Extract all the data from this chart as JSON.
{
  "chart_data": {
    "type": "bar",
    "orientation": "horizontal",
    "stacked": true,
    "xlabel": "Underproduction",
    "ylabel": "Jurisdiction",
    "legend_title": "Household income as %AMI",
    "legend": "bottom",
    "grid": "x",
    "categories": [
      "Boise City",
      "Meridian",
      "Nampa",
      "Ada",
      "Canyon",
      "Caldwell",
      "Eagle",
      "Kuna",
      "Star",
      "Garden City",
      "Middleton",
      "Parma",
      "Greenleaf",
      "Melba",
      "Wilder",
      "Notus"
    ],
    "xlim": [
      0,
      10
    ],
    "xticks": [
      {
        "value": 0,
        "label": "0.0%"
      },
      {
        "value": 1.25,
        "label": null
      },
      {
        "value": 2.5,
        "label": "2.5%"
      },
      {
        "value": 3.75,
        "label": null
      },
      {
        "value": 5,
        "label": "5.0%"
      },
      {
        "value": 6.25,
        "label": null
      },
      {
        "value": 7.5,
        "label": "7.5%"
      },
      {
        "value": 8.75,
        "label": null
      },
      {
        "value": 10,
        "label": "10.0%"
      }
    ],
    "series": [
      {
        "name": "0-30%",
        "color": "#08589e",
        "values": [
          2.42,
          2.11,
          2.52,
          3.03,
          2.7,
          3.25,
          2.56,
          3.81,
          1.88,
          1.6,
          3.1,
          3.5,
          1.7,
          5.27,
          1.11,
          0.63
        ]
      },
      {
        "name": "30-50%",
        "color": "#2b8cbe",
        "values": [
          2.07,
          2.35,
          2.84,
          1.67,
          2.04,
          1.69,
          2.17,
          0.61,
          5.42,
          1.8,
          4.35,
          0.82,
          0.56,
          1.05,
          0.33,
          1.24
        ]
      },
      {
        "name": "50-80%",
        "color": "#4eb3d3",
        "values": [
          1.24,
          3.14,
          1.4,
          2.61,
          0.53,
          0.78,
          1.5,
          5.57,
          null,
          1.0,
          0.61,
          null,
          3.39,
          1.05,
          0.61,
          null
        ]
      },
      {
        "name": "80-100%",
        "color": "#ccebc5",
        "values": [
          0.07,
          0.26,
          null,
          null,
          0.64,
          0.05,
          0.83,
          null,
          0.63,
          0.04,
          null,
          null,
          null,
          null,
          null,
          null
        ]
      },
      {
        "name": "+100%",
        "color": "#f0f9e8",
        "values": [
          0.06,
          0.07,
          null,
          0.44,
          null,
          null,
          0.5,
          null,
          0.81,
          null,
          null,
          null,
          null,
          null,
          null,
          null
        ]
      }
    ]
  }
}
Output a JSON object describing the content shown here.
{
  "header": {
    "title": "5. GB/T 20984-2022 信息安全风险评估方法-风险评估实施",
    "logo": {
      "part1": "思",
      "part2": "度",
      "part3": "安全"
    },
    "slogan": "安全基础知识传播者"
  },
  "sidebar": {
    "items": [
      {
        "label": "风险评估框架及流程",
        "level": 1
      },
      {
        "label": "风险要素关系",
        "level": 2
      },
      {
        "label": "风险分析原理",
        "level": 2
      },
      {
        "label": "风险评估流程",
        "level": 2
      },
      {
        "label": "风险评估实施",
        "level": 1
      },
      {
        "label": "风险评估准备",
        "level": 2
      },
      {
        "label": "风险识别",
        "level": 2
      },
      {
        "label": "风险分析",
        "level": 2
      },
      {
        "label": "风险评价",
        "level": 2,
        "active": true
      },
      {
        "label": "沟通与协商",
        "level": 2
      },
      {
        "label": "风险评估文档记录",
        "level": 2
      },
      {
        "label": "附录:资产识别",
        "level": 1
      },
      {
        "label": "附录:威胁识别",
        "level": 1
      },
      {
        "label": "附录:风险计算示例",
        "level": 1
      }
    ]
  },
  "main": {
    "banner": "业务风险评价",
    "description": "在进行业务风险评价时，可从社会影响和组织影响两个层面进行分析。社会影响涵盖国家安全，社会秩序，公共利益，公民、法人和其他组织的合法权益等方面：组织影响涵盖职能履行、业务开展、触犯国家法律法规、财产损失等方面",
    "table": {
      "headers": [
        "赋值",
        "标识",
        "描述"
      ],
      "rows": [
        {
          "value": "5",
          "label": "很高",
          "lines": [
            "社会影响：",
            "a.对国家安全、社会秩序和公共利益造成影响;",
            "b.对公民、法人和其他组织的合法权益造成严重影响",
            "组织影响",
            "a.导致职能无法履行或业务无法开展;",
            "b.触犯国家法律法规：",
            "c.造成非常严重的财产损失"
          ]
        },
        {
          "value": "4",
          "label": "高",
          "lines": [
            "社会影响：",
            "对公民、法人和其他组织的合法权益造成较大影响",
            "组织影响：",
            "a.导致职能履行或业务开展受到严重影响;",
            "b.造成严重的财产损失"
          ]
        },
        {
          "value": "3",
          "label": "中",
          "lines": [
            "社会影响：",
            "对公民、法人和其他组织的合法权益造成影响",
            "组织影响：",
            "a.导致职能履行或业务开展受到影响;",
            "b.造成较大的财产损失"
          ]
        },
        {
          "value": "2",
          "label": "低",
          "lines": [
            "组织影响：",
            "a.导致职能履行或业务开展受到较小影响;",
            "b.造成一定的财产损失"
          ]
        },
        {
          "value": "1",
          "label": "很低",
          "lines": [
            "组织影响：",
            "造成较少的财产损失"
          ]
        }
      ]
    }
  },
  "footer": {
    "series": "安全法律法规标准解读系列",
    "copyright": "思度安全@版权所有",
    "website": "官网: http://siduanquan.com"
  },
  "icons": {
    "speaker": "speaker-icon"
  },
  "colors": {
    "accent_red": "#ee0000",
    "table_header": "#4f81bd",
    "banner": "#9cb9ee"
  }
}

•••

YOUR TASK
Exactly reproduce every line of the data above.

SOLUTION FOR THIS TASK
Extract all the data from this chart as JSON.
{
  "chart_data": {
    "type": "bar",
    "orientation": "horizontal",
    "stacked": true,
    "xlabel": "Underproduction",
    "ylabel": "Jurisdiction",
    "legend_title": "Household income as %AMI",
    "legend": "bottom",
    "grid": "x",
    "categories": [
      "Boise City",
      "Meridian",
      "Nampa",
      "Ada",
      "Canyon",
      "Caldwell",
      "Eagle",
      "Kuna",
      "Star",
      "Garden City",
      "Middleton",
      "Parma",
      "Greenleaf",
      "Melba",
      "Wilder",
      "Notus"
    ],
    "xlim": [
      0,
      10
    ],
    "xticks": [
      {
        "value": 0,
        "label": "0.0%"
      },
      {
        "value": 1.25,
        "label": null
      },
      {
        "value": 2.5,
        "label": "2.5%"
      },
      {
        "value": 3.75,
        "label": null
      },
      {
        "value": 5,
        "label": "5.0%"
      },
      {
        "value": 6.25,
        "label": null
      },
      {
        "value": 7.5,
        "label": "7.5%"
      },
      {
        "value": 8.75,
        "label": null
      },
      {
        "value": 10,
        "label": "10.0%"
      }
    ],
    "series": [
      {
        "name": "0-30%",
        "color": "#08589e",
        "values": [
          2.42,
          2.11,
          2.52,
          3.03,
          2.7,
          3.25,
          2.56,
          3.81,
          1.88,
          1.6,
          3.1,
          3.5,
          1.7,
          5.27,
          1.11,
          0.63
        ]
      },
      {
        "name": "30-50%",
        "color": "#2b8cbe",
        "values": [
          2.07,
          2.35,
          2.84,
          1.67,
          2.04,
          1.69,
          2.17,
          0.61,
          5.42,
          1.8,
          4.35,
          0.82,
          0.56,
          1.05,
          0.33,
          1.24
        ]
      },
      {
        "name": "50-80%",
        "color": "#4eb3d3",
        "values": [
          1.24,
          3.14,
          1.4,
          2.61,
          0.53,
          0.78,
          1.5,
          5.57,
          null,
          1.0,
          0.61,
          null,
          3.39,
          1.05,
          0.61,
          null
        ]
      },
      {
        "name": "80-100%",
        "color": "#ccebc5",
        "values": [
          0.07,
          0.26,
          null,
          null,
          0.64,
          0.05,
          0.83,
          null,
          0.63,
          0.04,
          null,
          null,
          null,
          null,
          null,
          null
        ]
      },
      {
        "name": "+100%",
        "color": "#f0f9e8",
        "values": [
          0.06,
          0.07,
          null,
          0.44,
          null,
          null,
          0.5,
          null,
          0.81,
          null,
          null,
          null,
          null,
          null,
          null,
          null
        ]
      }
    ]
  }
}
Output a JSON object describing the content shown here.
{
  "header": {
    "title": "5. GB/T 20984-2022 信息安全风险评估方法-风险评估实施",
    "logo": {
      "part1": "思",
      "part2": "度",
      "part3": "安全"
    },
    "slogan": "安全基础知识传播者"
  },
  "sidebar": {
    "items": [
      {
        "label": "风险评估框架及流程",
        "level": 1
      },
      {
        "label": "风险要素关系",
        "level": 2
      },
      {
        "label": "风险分析原理",
        "level": 2
      },
      {
        "label": "风险评估流程",
        "level": 2
      },
      {
        "label": "风险评估实施",
        "level": 1
      },
      {
        "label": "风险评估准备",
        "level": 2
      },
      {
        "label": "风险识别",
        "level": 2
      },
      {
        "label": "风险分析",
        "level": 2
      },
      {
        "label": "风险评价",
        "level": 2,
        "active": true
      },
      {
        "label": "沟通与协商",
        "level": 2
      },
      {
        "label": "风险评估文档记录",
        "level": 2
      },
      {
        "label": "附录:资产识别",
        "level": 1
      },
      {
        "label": "附录:威胁识别",
        "level": 1
      },
      {
        "label": "附录:风险计算示例",
        "level": 1
      }
    ]
  },
  "main": {
    "banner": "业务风险评价",
    "description": "在进行业务风险评价时，可从社会影响和组织影响两个层面进行分析。社会影响涵盖国家安全，社会秩序，公共利益，公民、法人和其他组织的合法权益等方面：组织影响涵盖职能履行、业务开展、触犯国家法律法规、财产损失等方面",
    "table": {
      "headers": [
        "赋值",
        "标识",
        "描述"
      ],
      "rows": [
        {
          "value": "5",
          "label": "很高",
          "lines": [
            "社会影响：",
            "a.对国家安全、社会秩序和公共利益造成影响;",
            "b.对公民、法人和其他组织的合法权益造成严重影响",
            "组织影响",
            "a.导致职能无法履行或业务无法开展;",
            "b.触犯国家法律法规：",
            "c.造成非常严重的财产损失"
          ]
        },
        {
          "value": "4",
          "label": "高",
          "lines": [
            "社会影响：",
            "对公民、法人和其他组织的合法权益造成较大影响",
            "组织影响：",
            "a.导致职能履行或业务开展受到严重影响;",
            "b.造成严重的财产损失"
          ]
        },
        {
          "value": "3",
          "label": "中",
          "lines": [
            "社会影响：",
            "对公民、法人和其他组织的合法权益造成影响",
            "组织影响：",
            "a.导致职能履行或业务开展受到影响;",
            "b.造成较大的财产损失"
          ]
        },
        {
          "value": "2",
          "label": "低",
          "lines": [
            "组织影响：",
            "a.导致职能履行或业务开展受到较小影响;",
            "b.造成一定的财产损失"
          ]
        },
        {
          "value": "1",
          "label": "很低",
          "lines": [
            "组织影响：",
            "造成较少的财产损失"
          ]
        }
      ]
    }
  },
  "footer": {
    "series": "安全法律法规标准解读系列",
    "copyright": "思度安全@版权所有",
    "website": "官网: http://siduanquan.com"
  },
  "icons": {
    "speaker": "speaker-icon"
  },
  "colors": {
    "accent_red": "#ee0000",
    "table_header": "#4f81bd",
    "banner": "#9cb9ee"
  }
}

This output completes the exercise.